# [Items]
——————————

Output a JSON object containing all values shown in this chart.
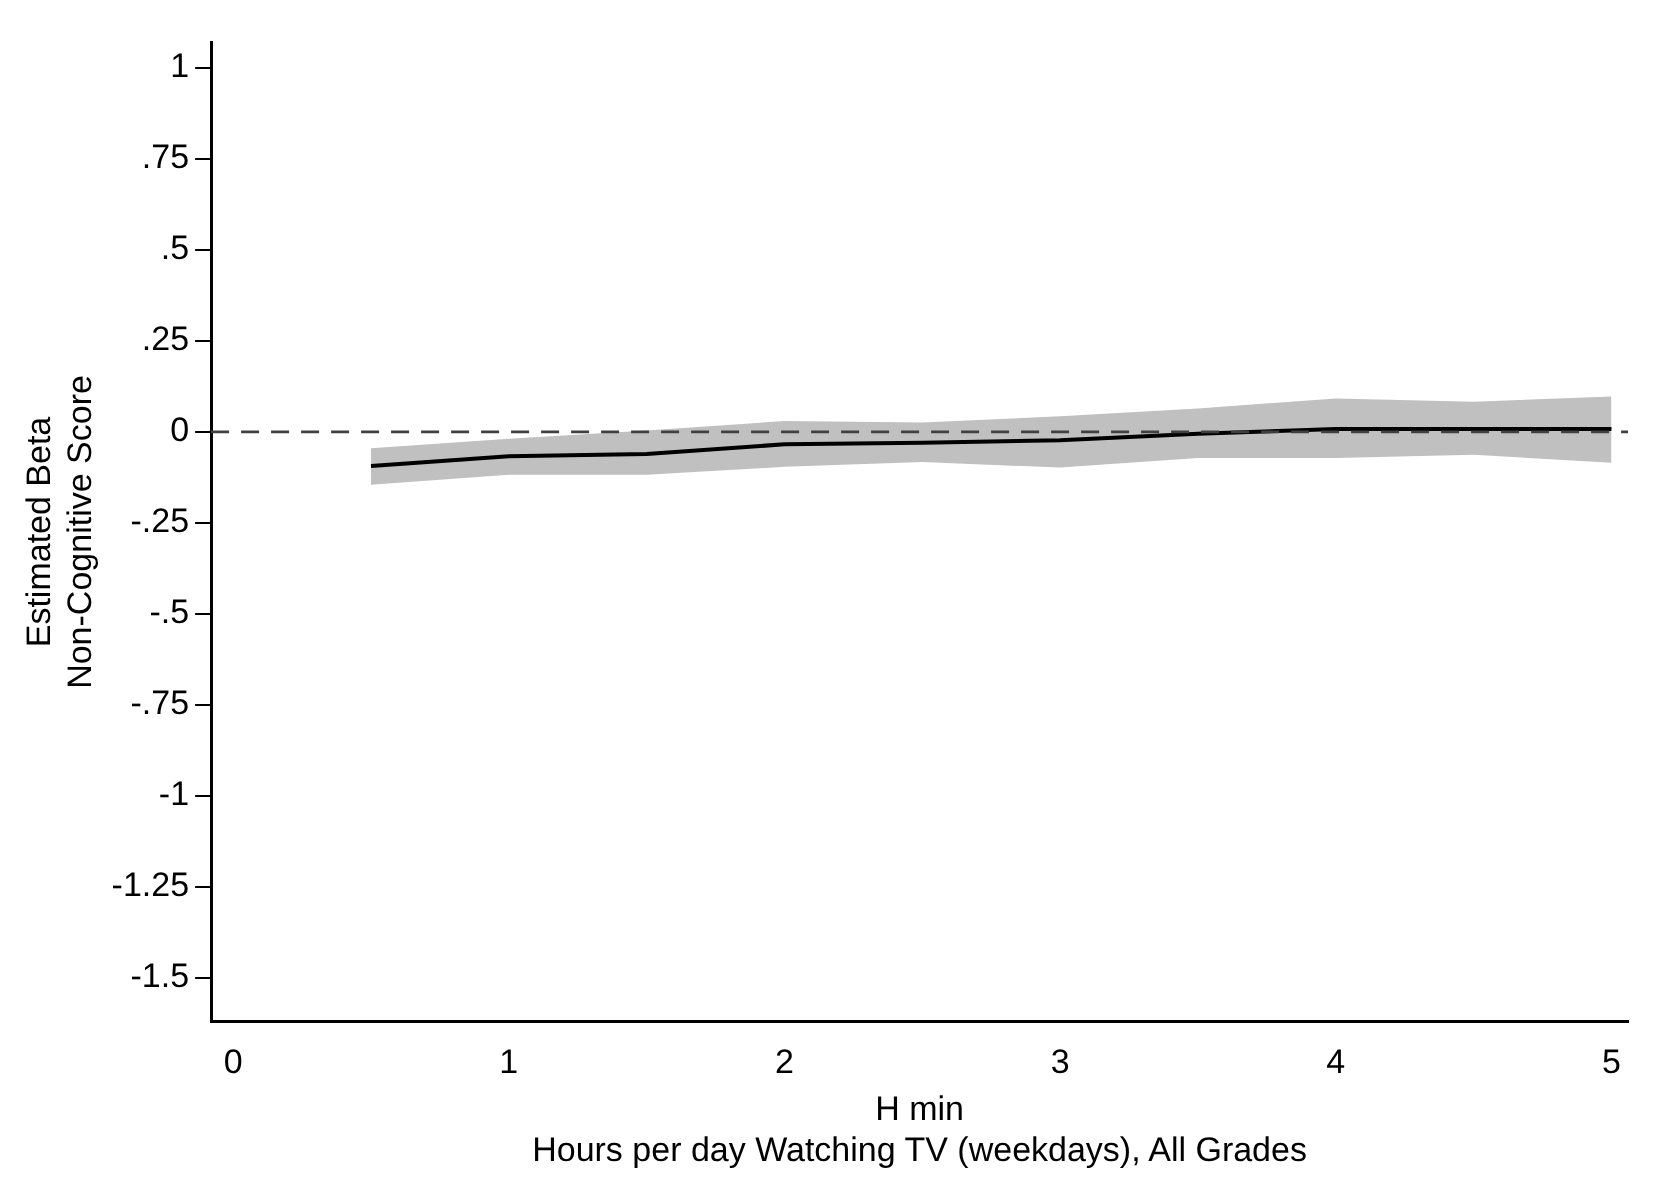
{
  "chart_data": {
    "type": "line",
    "xlabel": "H min\nHours per day Watching TV (weekdays), All Grades",
    "ylabel": "Estimated Beta\nNon-Cognitive Score",
    "x": [
      0.5,
      1,
      1.5,
      2,
      2.5,
      3,
      3.5,
      4,
      4.5,
      5
    ],
    "series": [
      {
        "color": "#000000",
        "values": [
          -0.094,
          -0.067,
          -0.061,
          -0.034,
          -0.03,
          -0.023,
          -0.005,
          0.008,
          0.008,
          0.008
        ],
        "lower": [
          -0.145,
          -0.118,
          -0.118,
          -0.096,
          -0.083,
          -0.098,
          -0.072,
          -0.072,
          -0.063,
          -0.085
        ],
        "upper": [
          -0.045,
          -0.019,
          0.004,
          0.03,
          0.026,
          0.043,
          0.064,
          0.092,
          0.083,
          0.097
        ]
      }
    ],
    "xlim": [
      -0.08,
      5.06
    ],
    "xticks": [
      0,
      1,
      2,
      3,
      4,
      5
    ],
    "ylim": [
      -1.62,
      1.07
    ],
    "yticks": [
      {
        "value": -1.5,
        "label": "-1.5"
      },
      {
        "value": -1.25,
        "label": "-1.25"
      },
      {
        "value": -1,
        "label": "-1"
      },
      {
        "value": -0.75,
        "label": "-.75"
      },
      {
        "value": -0.5,
        "label": "-.5"
      },
      {
        "value": -0.25,
        "label": "-.25"
      },
      {
        "value": 0,
        "label": "0"
      },
      {
        "value": 0.25,
        "label": ".25"
      },
      {
        "value": 0.5,
        "label": ".5"
      },
      {
        "value": 0.75,
        "label": ".75"
      },
      {
        "value": 1,
        "label": "1"
      }
    ],
    "ref_lines": [
      {
        "axis": "y",
        "value": 0,
        "color": "#404040",
        "line_style": "dashed"
      }
    ],
    "grid": false,
    "legend": false,
    "marker": "none",
    "line_style": "solid"
  }
}
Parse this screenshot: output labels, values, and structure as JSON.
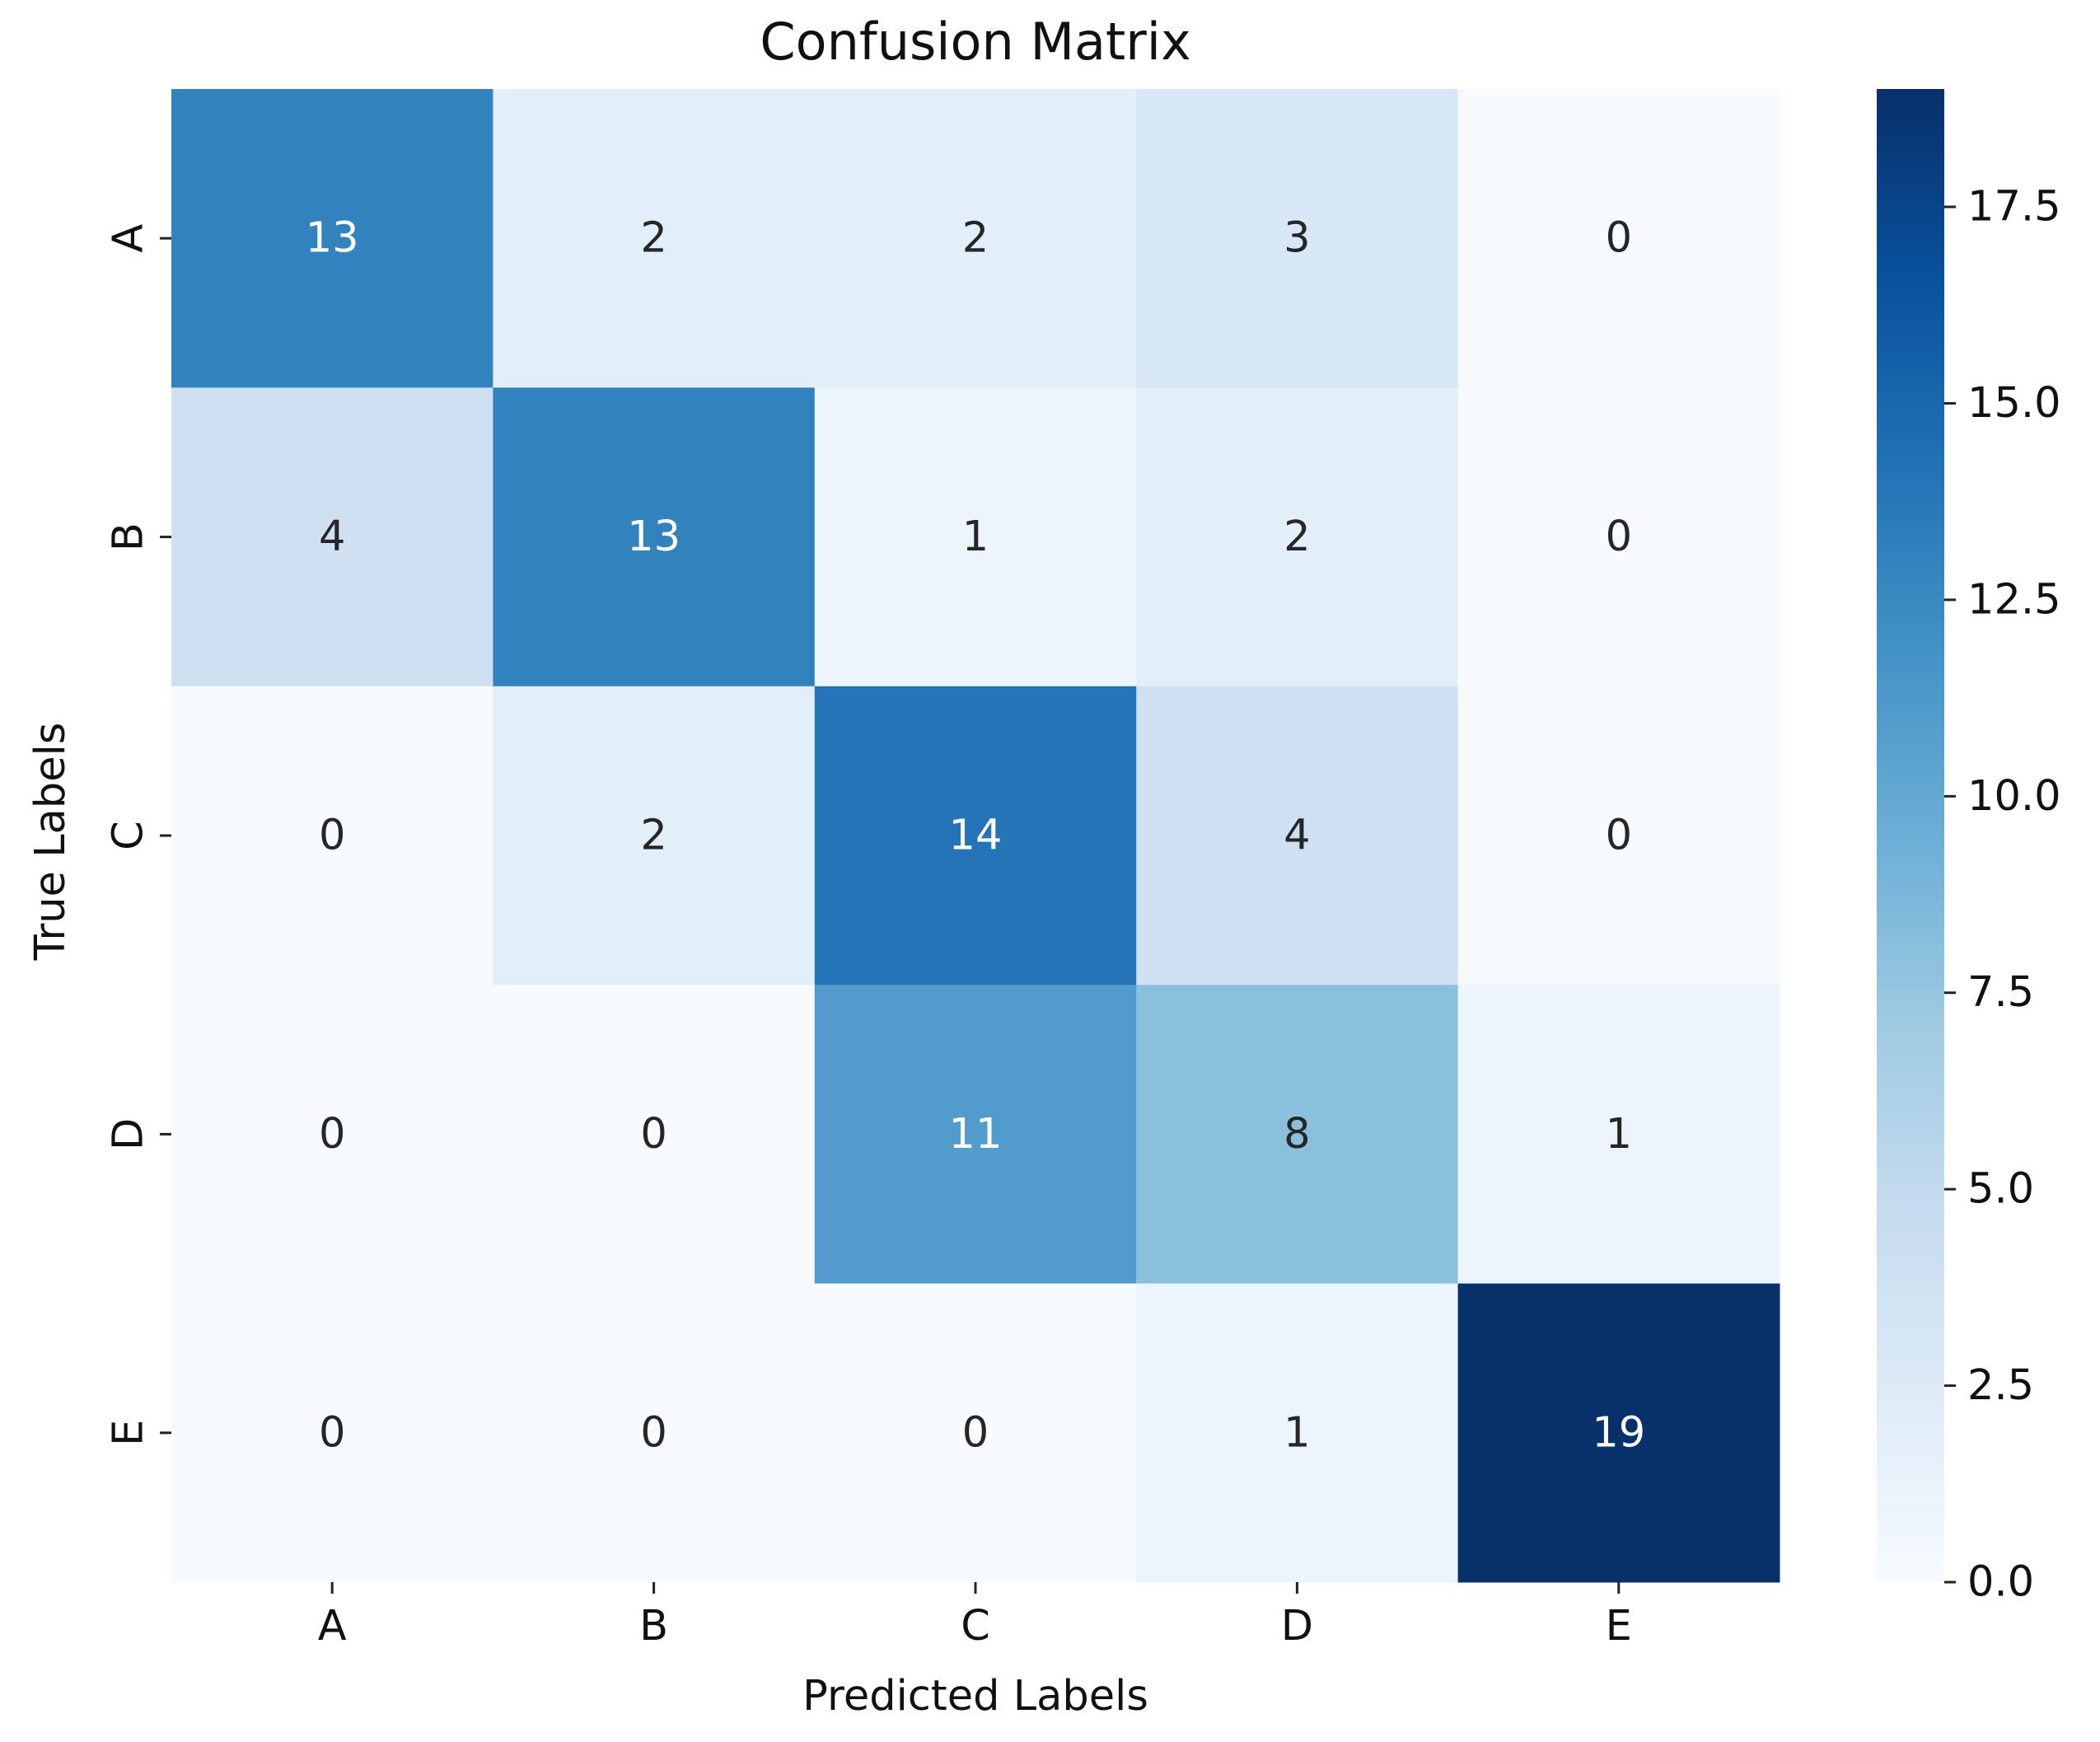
{
  "chart_data": {
    "type": "heatmap",
    "title": "Confusion Matrix",
    "xlabel": "Predicted Labels",
    "ylabel": "True Labels",
    "x_categories": [
      "A",
      "B",
      "C",
      "D",
      "E"
    ],
    "y_categories": [
      "A",
      "B",
      "C",
      "D",
      "E"
    ],
    "values": [
      [
        13,
        2,
        2,
        3,
        0
      ],
      [
        4,
        13,
        1,
        2,
        0
      ],
      [
        0,
        2,
        14,
        4,
        0
      ],
      [
        0,
        0,
        11,
        8,
        1
      ],
      [
        0,
        0,
        0,
        1,
        19
      ]
    ],
    "colormap": "Blues",
    "vmin": 0,
    "vmax": 19,
    "colorbar": {
      "ticks": [
        0.0,
        2.5,
        5.0,
        7.5,
        10.0,
        12.5,
        15.0,
        17.5
      ],
      "tick_labels": [
        "0.0",
        "2.5",
        "5.0",
        "7.5",
        "10.0",
        "12.5",
        "15.0",
        "17.5"
      ]
    },
    "text_colors": {
      "light": "#ffffff",
      "dark": "#262626"
    }
  }
}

——————————

Pictures are excluded; copy every other part of the records exactly.

# [Completed task]
Output a JSON object containing all values shown in this chart.
{
  "chart_data": {
    "type": "line",
    "xlabel": "H min\nHours per day Watching TV (weekdays), All Grades",
    "ylabel": "Estimated Beta\nNon-Cognitive Score",
    "x": [
      0.5,
      1,
      1.5,
      2,
      2.5,
      3,
      3.5,
      4,
      4.5,
      5
    ],
    "series": [
      {
        "color": "#000000",
        "values": [
          -0.094,
          -0.067,
          -0.061,
          -0.034,
          -0.03,
          -0.023,
          -0.005,
          0.008,
          0.008,
          0.008
        ],
        "lower": [
          -0.145,
          -0.118,
          -0.118,
          -0.096,
          -0.083,
          -0.098,
          -0.072,
          -0.072,
          -0.063,
          -0.085
        ],
        "upper": [
          -0.045,
          -0.019,
          0.004,
          0.03,
          0.026,
          0.043,
          0.064,
          0.092,
          0.083,
          0.097
        ]
      }
    ],
    "xlim": [
      -0.08,
      5.06
    ],
    "xticks": [
      0,
      1,
      2,
      3,
      4,
      5
    ],
    "ylim": [
      -1.62,
      1.07
    ],
    "yticks": [
      {
        "value": -1.5,
        "label": "-1.5"
      },
      {
        "value": -1.25,
        "label": "-1.25"
      },
      {
        "value": -1,
        "label": "-1"
      },
      {
        "value": -0.75,
        "label": "-.75"
      },
      {
        "value": -0.5,
        "label": "-.5"
      },
      {
        "value": -0.25,
        "label": "-.25"
      },
      {
        "value": 0,
        "label": "0"
      },
      {
        "value": 0.25,
        "label": ".25"
      },
      {
        "value": 0.5,
        "label": ".5"
      },
      {
        "value": 0.75,
        "label": ".75"
      },
      {
        "value": 1,
        "label": "1"
      }
    ],
    "ref_lines": [
      {
        "axis": "y",
        "value": 0,
        "color": "#404040",
        "line_style": "dashed"
      }
    ],
    "grid": false,
    "legend": false,
    "marker": "none",
    "line_style": "solid"
  }
}
Parse this screenshot: output labels, values, and structure as JSON.
{
  "chart_data": {
    "type": "heatmap",
    "title": "Confusion Matrix",
    "xlabel": "Predicted Labels",
    "ylabel": "True Labels",
    "x_categories": [
      "A",
      "B",
      "C",
      "D",
      "E"
    ],
    "y_categories": [
      "A",
      "B",
      "C",
      "D",
      "E"
    ],
    "values": [
      [
        13,
        2,
        2,
        3,
        0
      ],
      [
        4,
        13,
        1,
        2,
        0
      ],
      [
        0,
        2,
        14,
        4,
        0
      ],
      [
        0,
        0,
        11,
        8,
        1
      ],
      [
        0,
        0,
        0,
        1,
        19
      ]
    ],
    "colormap": "Blues",
    "vmin": 0,
    "vmax": 19,
    "colorbar": {
      "ticks": [
        0.0,
        2.5,
        5.0,
        7.5,
        10.0,
        12.5,
        15.0,
        17.5
      ],
      "tick_labels": [
        "0.0",
        "2.5",
        "5.0",
        "7.5",
        "10.0",
        "12.5",
        "15.0",
        "17.5"
      ]
    },
    "text_colors": {
      "light": "#ffffff",
      "dark": "#262626"
    }
  }
}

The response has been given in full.